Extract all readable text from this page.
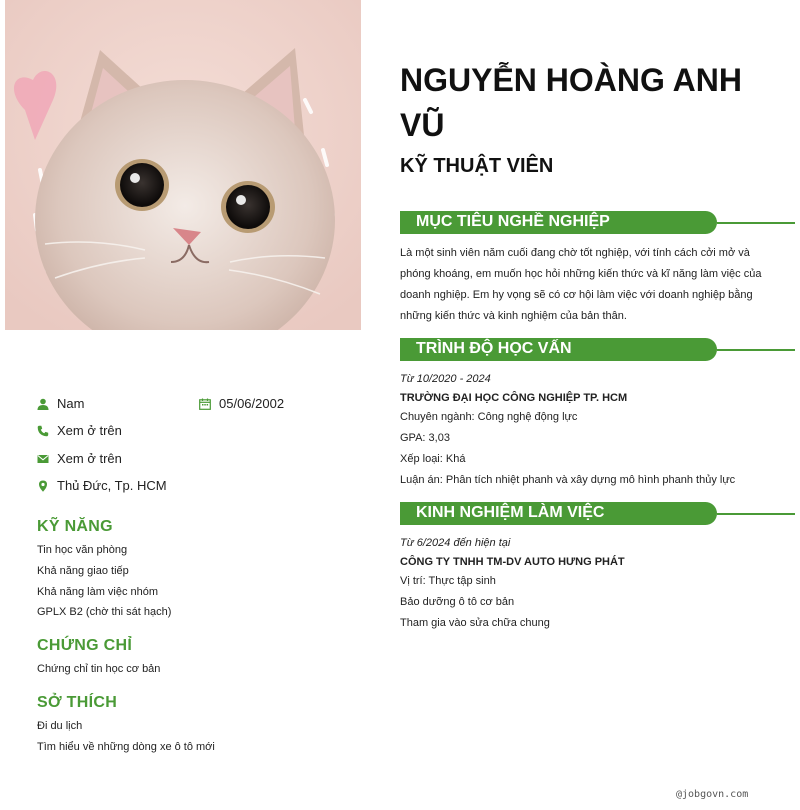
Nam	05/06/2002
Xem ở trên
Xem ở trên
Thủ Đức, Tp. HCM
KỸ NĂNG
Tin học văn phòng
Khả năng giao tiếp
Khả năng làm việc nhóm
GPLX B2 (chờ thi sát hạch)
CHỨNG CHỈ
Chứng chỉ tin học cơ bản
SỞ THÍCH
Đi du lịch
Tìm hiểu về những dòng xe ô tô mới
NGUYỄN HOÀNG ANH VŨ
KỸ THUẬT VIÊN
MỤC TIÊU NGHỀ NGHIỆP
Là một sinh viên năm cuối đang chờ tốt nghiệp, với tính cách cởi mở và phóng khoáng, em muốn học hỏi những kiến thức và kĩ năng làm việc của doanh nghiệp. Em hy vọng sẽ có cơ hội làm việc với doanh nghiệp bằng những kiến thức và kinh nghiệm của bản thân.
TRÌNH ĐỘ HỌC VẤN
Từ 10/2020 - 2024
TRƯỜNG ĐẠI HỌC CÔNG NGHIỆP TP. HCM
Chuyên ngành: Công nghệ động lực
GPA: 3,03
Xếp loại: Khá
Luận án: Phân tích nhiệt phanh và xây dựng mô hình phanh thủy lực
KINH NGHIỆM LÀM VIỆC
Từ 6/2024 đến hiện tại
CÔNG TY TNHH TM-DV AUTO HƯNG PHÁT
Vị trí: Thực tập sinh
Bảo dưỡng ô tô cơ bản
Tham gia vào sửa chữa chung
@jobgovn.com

★ ★ ★ ★ ★ ★ ★

§ What you have to do
The records above must be transcribed exactly. Pictures are left out of the copy.

§ The output
Extract all readable text from this page.
Nam	05/06/2002
Xem ở trên
Xem ở trên
Thủ Đức, Tp. HCM
KỸ NĂNG
Tin học văn phòng
Khả năng giao tiếp
Khả năng làm việc nhóm
GPLX B2 (chờ thi sát hạch)
CHỨNG CHỈ
Chứng chỉ tin học cơ bản
SỞ THÍCH
Đi du lịch
Tìm hiểu về những dòng xe ô tô mới
NGUYỄN HOÀNG ANH VŨ
KỸ THUẬT VIÊN
MỤC TIÊU NGHỀ NGHIỆP
Là một sinh viên năm cuối đang chờ tốt nghiệp, với tính cách cởi mở và phóng khoáng, em muốn học hỏi những kiến thức và kĩ năng làm việc của doanh nghiệp. Em hy vọng sẽ có cơ hội làm việc với doanh nghiệp bằng những kiến thức và kinh nghiệm của bản thân.
TRÌNH ĐỘ HỌC VẤN
Từ 10/2020 - 2024
TRƯỜNG ĐẠI HỌC CÔNG NGHIỆP TP. HCM
Chuyên ngành: Công nghệ động lực
GPA: 3,03
Xếp loại: Khá
Luận án: Phân tích nhiệt phanh và xây dựng mô hình phanh thủy lực
KINH NGHIỆM LÀM VIỆC
Từ 6/2024 đến hiện tại
CÔNG TY TNHH TM-DV AUTO HƯNG PHÁT
Vị trí: Thực tập sinh
Bảo dưỡng ô tô cơ bản
Tham gia vào sửa chữa chung
@jobgovn.com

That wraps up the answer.